## DATA RECORDS:
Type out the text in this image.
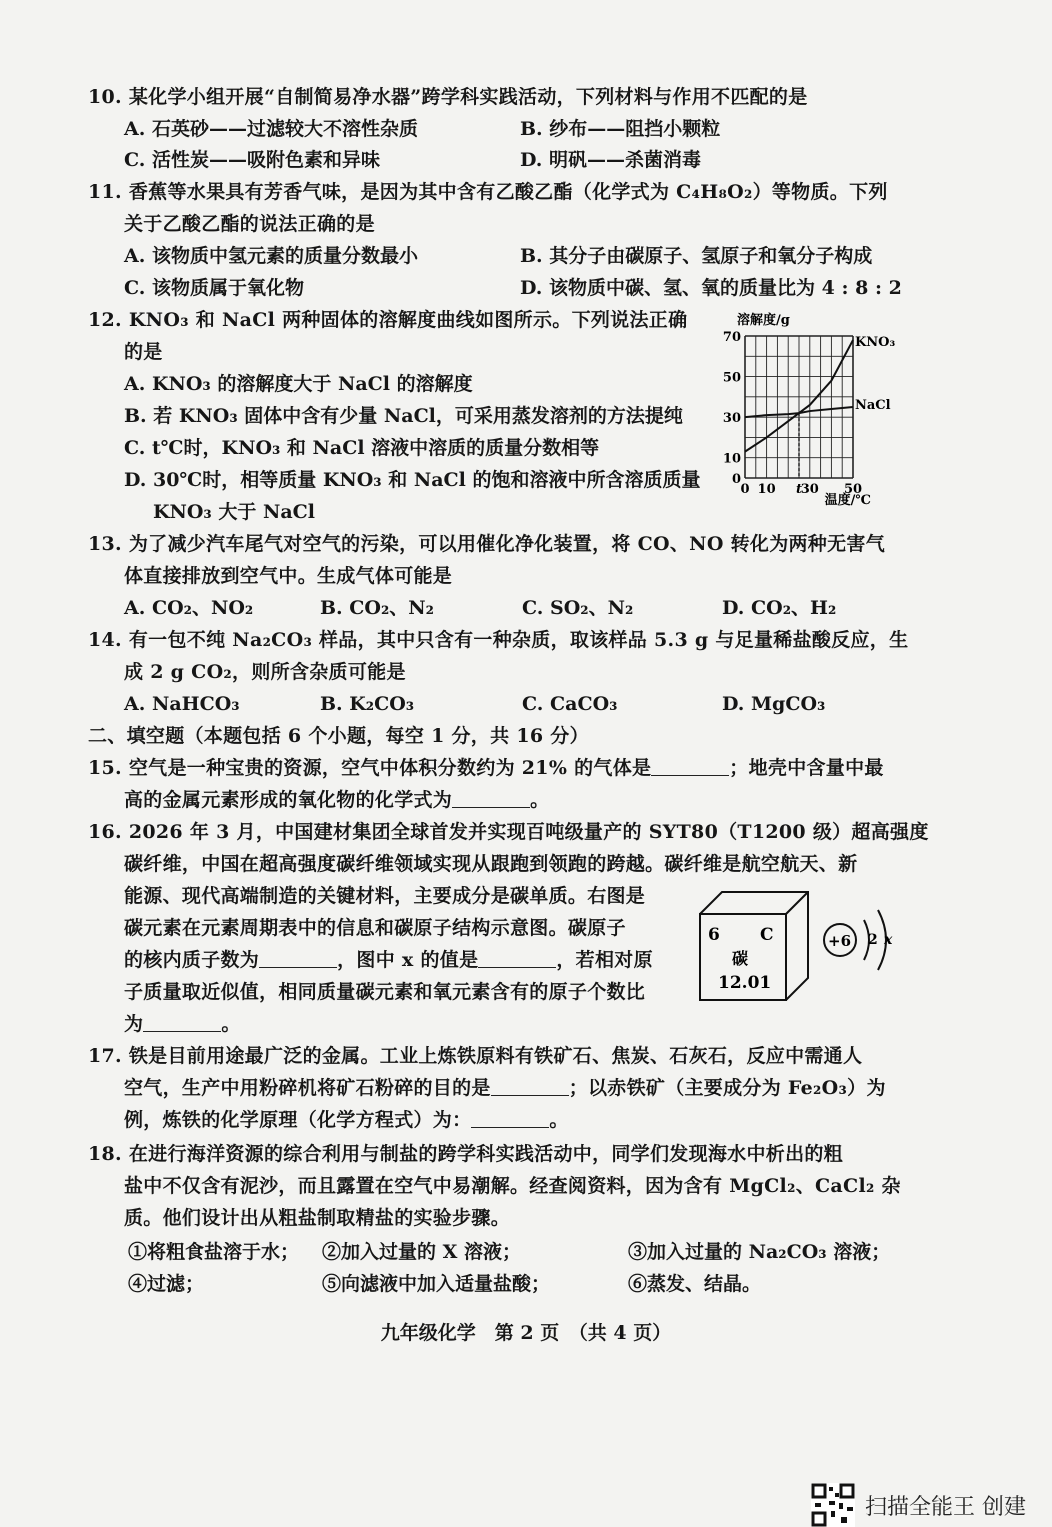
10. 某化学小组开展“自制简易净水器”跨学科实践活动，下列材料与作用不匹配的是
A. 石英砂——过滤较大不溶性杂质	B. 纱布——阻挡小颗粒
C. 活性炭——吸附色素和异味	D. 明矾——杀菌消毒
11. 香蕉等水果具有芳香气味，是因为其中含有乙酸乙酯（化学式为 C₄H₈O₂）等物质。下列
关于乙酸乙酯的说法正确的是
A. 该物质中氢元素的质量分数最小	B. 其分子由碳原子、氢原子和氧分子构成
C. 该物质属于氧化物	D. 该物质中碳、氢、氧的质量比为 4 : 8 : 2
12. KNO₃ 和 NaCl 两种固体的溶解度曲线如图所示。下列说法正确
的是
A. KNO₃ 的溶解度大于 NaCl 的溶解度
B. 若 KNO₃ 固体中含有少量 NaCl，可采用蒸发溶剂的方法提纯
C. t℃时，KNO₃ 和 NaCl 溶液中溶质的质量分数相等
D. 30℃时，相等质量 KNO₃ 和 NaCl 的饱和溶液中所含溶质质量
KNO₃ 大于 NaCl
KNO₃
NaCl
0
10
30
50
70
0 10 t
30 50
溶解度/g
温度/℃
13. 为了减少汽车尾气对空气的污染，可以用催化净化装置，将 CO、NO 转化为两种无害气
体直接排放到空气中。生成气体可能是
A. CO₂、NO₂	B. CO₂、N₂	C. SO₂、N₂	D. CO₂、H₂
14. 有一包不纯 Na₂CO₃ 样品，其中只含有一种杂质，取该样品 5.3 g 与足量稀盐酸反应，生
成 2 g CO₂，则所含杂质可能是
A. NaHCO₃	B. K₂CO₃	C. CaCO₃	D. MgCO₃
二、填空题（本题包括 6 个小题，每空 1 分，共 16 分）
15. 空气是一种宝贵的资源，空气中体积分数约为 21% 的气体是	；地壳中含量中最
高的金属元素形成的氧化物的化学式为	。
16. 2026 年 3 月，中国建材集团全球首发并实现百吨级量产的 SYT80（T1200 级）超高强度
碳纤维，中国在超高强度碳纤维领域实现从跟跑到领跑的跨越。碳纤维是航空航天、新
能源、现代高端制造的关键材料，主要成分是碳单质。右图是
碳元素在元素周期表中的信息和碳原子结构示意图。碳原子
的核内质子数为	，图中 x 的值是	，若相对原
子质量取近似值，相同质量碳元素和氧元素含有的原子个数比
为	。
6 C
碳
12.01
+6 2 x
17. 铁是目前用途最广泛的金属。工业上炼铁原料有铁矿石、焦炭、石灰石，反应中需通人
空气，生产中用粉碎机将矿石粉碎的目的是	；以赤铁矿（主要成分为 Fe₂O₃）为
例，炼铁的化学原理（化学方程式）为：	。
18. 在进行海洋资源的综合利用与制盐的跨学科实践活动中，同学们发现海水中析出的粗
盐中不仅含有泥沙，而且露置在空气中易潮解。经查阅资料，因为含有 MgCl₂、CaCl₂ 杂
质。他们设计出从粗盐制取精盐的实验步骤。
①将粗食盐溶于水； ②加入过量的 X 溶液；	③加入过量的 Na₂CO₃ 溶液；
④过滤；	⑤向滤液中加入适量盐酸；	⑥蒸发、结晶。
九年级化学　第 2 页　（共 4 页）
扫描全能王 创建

## WHAT YOU SHOULD DO:
Repeat the lines above exactly, and keep every picture out.

## TASK OUTPUT:
Type out the text in this image.
10. 某化学小组开展“自制简易净水器”跨学科实践活动，下列材料与作用不匹配的是
A. 石英砂——过滤较大不溶性杂质	B. 纱布——阻挡小颗粒
C. 活性炭——吸附色素和异味	D. 明矾——杀菌消毒
11. 香蕉等水果具有芳香气味，是因为其中含有乙酸乙酯（化学式为 C₄H₈O₂）等物质。下列
关于乙酸乙酯的说法正确的是
A. 该物质中氢元素的质量分数最小	B. 其分子由碳原子、氢原子和氧分子构成
C. 该物质属于氧化物	D. 该物质中碳、氢、氧的质量比为 4 : 8 : 2
12. KNO₃ 和 NaCl 两种固体的溶解度曲线如图所示。下列说法正确
的是
A. KNO₃ 的溶解度大于 NaCl 的溶解度
B. 若 KNO₃ 固体中含有少量 NaCl，可采用蒸发溶剂的方法提纯
C. t℃时，KNO₃ 和 NaCl 溶液中溶质的质量分数相等
D. 30℃时，相等质量 KNO₃ 和 NaCl 的饱和溶液中所含溶质质量
KNO₃ 大于 NaCl
KNO₃
NaCl
0
10
30
50
70
0 10 t
30 50
溶解度/g
温度/℃
13. 为了减少汽车尾气对空气的污染，可以用催化净化装置，将 CO、NO 转化为两种无害气
体直接排放到空气中。生成气体可能是
A. CO₂、NO₂	B. CO₂、N₂	C. SO₂、N₂	D. CO₂、H₂
14. 有一包不纯 Na₂CO₃ 样品，其中只含有一种杂质，取该样品 5.3 g 与足量稀盐酸反应，生
成 2 g CO₂，则所含杂质可能是
A. NaHCO₃	B. K₂CO₃	C. CaCO₃	D. MgCO₃
二、填空题（本题包括 6 个小题，每空 1 分，共 16 分）
15. 空气是一种宝贵的资源，空气中体积分数约为 21% 的气体是	；地壳中含量中最
高的金属元素形成的氧化物的化学式为	。
16. 2026 年 3 月，中国建材集团全球首发并实现百吨级量产的 SYT80（T1200 级）超高强度
碳纤维，中国在超高强度碳纤维领域实现从跟跑到领跑的跨越。碳纤维是航空航天、新
能源、现代高端制造的关键材料，主要成分是碳单质。右图是
碳元素在元素周期表中的信息和碳原子结构示意图。碳原子
的核内质子数为	，图中 x 的值是	，若相对原
子质量取近似值，相同质量碳元素和氧元素含有的原子个数比
为	。
6 C
碳
12.01
+6 2 x
17. 铁是目前用途最广泛的金属。工业上炼铁原料有铁矿石、焦炭、石灰石，反应中需通人
空气，生产中用粉碎机将矿石粉碎的目的是	；以赤铁矿（主要成分为 Fe₂O₃）为
例，炼铁的化学原理（化学方程式）为：	。
18. 在进行海洋资源的综合利用与制盐的跨学科实践活动中，同学们发现海水中析出的粗
盐中不仅含有泥沙，而且露置在空气中易潮解。经查阅资料，因为含有 MgCl₂、CaCl₂ 杂
质。他们设计出从粗盐制取精盐的实验步骤。
①将粗食盐溶于水； ②加入过量的 X 溶液；	③加入过量的 Na₂CO₃ 溶液；
④过滤；	⑤向滤液中加入适量盐酸；	⑥蒸发、结晶。
九年级化学　第 2 页　（共 4 页）
扫描全能王 创建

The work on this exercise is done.